**** TEXT EXCERPT
Apply now »

Data Platform SRE

Data Platform SRE

 

 

DATA PLATFORM SRE

 

We are looking for a Data Platform SRE to be part of our Nestlé Nespresso Digital and Tech Team. At Nespresso, our Digital & Tech teams are at the heart of our innovation journey, a space where we continue to invest, evolve, and grow.



 

Position Snapshot:

 

  • Location: Bengaluru, Karnataka, India
  • Type of Contract: Permanent
  • Grade: Band 2
  • Type of work: Hybrid
  • Work Language: Fluent Business English

 

 

The Role:

 

As a Data Platform Site Reliability Engineer (SRE), you will be responsible for ensuring the operational observability, reliability, and performance of Nespresso’s enterprise Data Platform. You will design and implement monitoring, alerting, reporting, and operational controls across Azure, Snowflake, Airflow, and Kubernetes environments, enabling proactive management of platform health, pipeline performance, data quality, and cost efficiency.
********
■ REQUIREMENT A ■
Rewrite the job posting between "We are looking" and "evolve, and grow.", inclusive, replacing "innovation journey" with "transformation journey".
■ REQUIREMENT B ■
Summarize the job posting in two sentences.
■ REQUIREMENT C ■
Continue the job posting from its last sentence.
The data after this point comes from a separate source.
**** DATASET CONTENT
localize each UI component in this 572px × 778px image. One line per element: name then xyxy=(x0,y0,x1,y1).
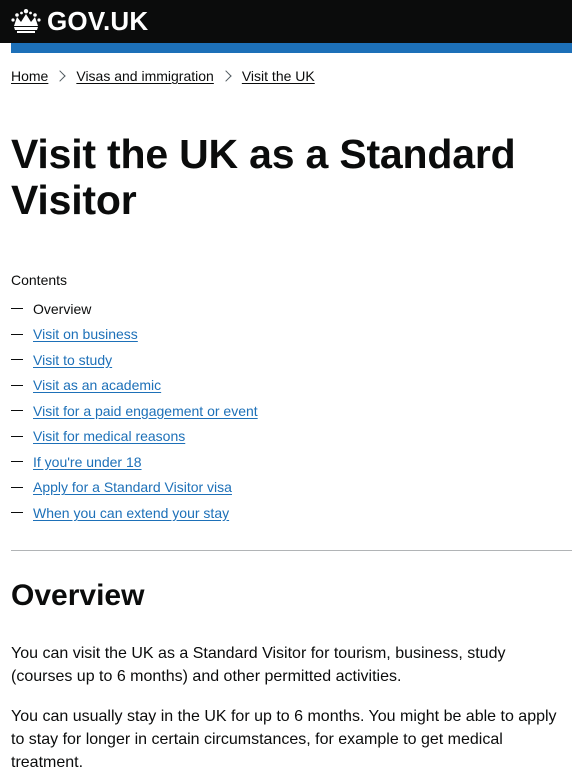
********
■ WRITTEN ANSWER A ■
We are looking for a Data Platform SRE to be part of our Nestlé Nespresso Digital and Tech Team. At Nespresso, our Digital & Tech teams are at the heart of our transformation journey, a space where we continue to invest, evolve, and grow.

■ WRITTEN ANSWER B ■
Nespresso is seeking a Data Platform SRE for its Digital and Tech Team, a permanent, hybrid Band 2 role in Bengaluru, Karnataka, India, that requires fluent business English. The engineer will ensure the observability, reliability, and performance of Nespresso's enterprise Data Platform by designing and implementing monitoring, alerting, reporting, and operational controls across Azure, Snowflake, Airflow, and Kubernetes.

■ WRITTEN ANSWER C ■
Working closely with Data Engineering, Platform Engineering, Analytics, and Operations teams, you will establish actionable observability frameworks, operational standards, and automated response mechanisms that ensure the platform remains reliable, scalable, and cost-effective. You will play a critical role in driving operational excellence by transforming platform telemetry into meaningful insights, enabling faster issue detection, resolution, and continuous improvement across the data ecosystem.

                                                                                     

 

In This Role, You Will:

 

  • Design, implement, and maintain monitoring, reporting, and alerting capabilities across Azure, Snowflake, Airflow, and Kubernetes environments.
  • Build and manage observability dashboards that provide actionable visibility into platform health, data pipeline performance, SLA compliance, resource utilization, and operational trends.
  • Develop monitoring frameworks and operational controls for Snowflake warehouse utilization, query performance, and cost optimization initiatives.
  • Establish and maintain alerting mechanisms for infrastructure risks, service degradation, pipeline failures, data quality issues, and cost anomalies.
  • Monitor and improve Kubernetes cluster health by implementing proactive monitoring patterns for node, pod, and resource utilization metrics.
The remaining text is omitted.